=== EXERCISE INPUT ===
※ ※ ※

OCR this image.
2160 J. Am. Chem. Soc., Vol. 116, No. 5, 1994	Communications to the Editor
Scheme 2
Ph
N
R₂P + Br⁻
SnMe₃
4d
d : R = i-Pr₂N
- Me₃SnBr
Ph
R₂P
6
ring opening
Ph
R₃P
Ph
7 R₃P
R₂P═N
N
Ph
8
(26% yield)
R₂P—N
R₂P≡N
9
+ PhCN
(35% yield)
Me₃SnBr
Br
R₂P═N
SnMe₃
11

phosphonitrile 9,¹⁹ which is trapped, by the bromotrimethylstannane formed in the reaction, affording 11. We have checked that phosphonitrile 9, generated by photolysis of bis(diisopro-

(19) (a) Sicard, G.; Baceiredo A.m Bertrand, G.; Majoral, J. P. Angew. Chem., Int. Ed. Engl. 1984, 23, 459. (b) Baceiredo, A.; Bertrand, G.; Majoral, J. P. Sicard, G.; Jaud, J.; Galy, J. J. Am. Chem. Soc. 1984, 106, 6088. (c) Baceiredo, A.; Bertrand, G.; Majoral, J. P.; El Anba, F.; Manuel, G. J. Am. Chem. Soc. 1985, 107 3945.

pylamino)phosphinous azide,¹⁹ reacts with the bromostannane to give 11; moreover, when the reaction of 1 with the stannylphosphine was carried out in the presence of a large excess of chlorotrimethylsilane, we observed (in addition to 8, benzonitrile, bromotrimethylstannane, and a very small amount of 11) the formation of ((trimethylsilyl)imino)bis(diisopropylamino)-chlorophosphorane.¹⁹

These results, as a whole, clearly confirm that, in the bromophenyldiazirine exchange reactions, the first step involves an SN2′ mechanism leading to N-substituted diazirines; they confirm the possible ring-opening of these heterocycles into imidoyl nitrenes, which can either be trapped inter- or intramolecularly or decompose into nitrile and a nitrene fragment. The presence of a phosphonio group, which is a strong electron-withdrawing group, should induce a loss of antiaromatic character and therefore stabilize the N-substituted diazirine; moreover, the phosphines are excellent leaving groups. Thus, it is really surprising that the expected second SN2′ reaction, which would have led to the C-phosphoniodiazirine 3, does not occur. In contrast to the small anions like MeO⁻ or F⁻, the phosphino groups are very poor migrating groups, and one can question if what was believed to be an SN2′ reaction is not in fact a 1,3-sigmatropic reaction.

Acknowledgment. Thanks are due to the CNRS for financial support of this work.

※ ※ ※

=== DIRECTION ===
Write the data from above out again, exactly.

=== IN RESPONSE ===
OCR this image.
2160 J. Am. Chem. Soc., Vol. 116, No. 5, 1994	Communications to the Editor
Scheme 2
Ph
N
R₂P + Br⁻
SnMe₃
4d
d : R = i-Pr₂N
- Me₃SnBr
Ph
R₂P
6
ring opening
Ph
R₃P
Ph
7 R₃P
R₂P═N
N
Ph
8
(26% yield)
R₂P—N
R₂P≡N
9
+ PhCN
(35% yield)
Me₃SnBr
Br
R₂P═N
SnMe₃
11

phosphonitrile 9,¹⁹ which is trapped, by the bromotrimethylstannane formed in the reaction, affording 11. We have checked that phosphonitrile 9, generated by photolysis of bis(diisopro-

(19) (a) Sicard, G.; Baceiredo A.m Bertrand, G.; Majoral, J. P. Angew. Chem., Int. Ed. Engl. 1984, 23, 459. (b) Baceiredo, A.; Bertrand, G.; Majoral, J. P. Sicard, G.; Jaud, J.; Galy, J. J. Am. Chem. Soc. 1984, 106, 6088. (c) Baceiredo, A.; Bertrand, G.; Majoral, J. P.; El Anba, F.; Manuel, G. J. Am. Chem. Soc. 1985, 107 3945.

pylamino)phosphinous azide,¹⁹ reacts with the bromostannane to give 11; moreover, when the reaction of 1 with the stannylphosphine was carried out in the presence of a large excess of chlorotrimethylsilane, we observed (in addition to 8, benzonitrile, bromotrimethylstannane, and a very small amount of 11) the formation of ((trimethylsilyl)imino)bis(diisopropylamino)-chlorophosphorane.¹⁹

These results, as a whole, clearly confirm that, in the bromophenyldiazirine exchange reactions, the first step involves an SN2′ mechanism leading to N-substituted diazirines; they confirm the possible ring-opening of these heterocycles into imidoyl nitrenes, which can either be trapped inter- or intramolecularly or decompose into nitrile and a nitrene fragment. The presence of a phosphonio group, which is a strong electron-withdrawing group, should induce a loss of antiaromatic character and therefore stabilize the N-substituted diazirine; moreover, the phosphines are excellent leaving groups. Thus, it is really surprising that the expected second SN2′ reaction, which would have led to the C-phosphoniodiazirine 3, does not occur. In contrast to the small anions like MeO⁻ or F⁻, the phosphino groups are very poor migrating groups, and one can question if what was believed to be an SN2′ reaction is not in fact a 1,3-sigmatropic reaction.

Acknowledgment. Thanks are due to the CNRS for financial support of this work.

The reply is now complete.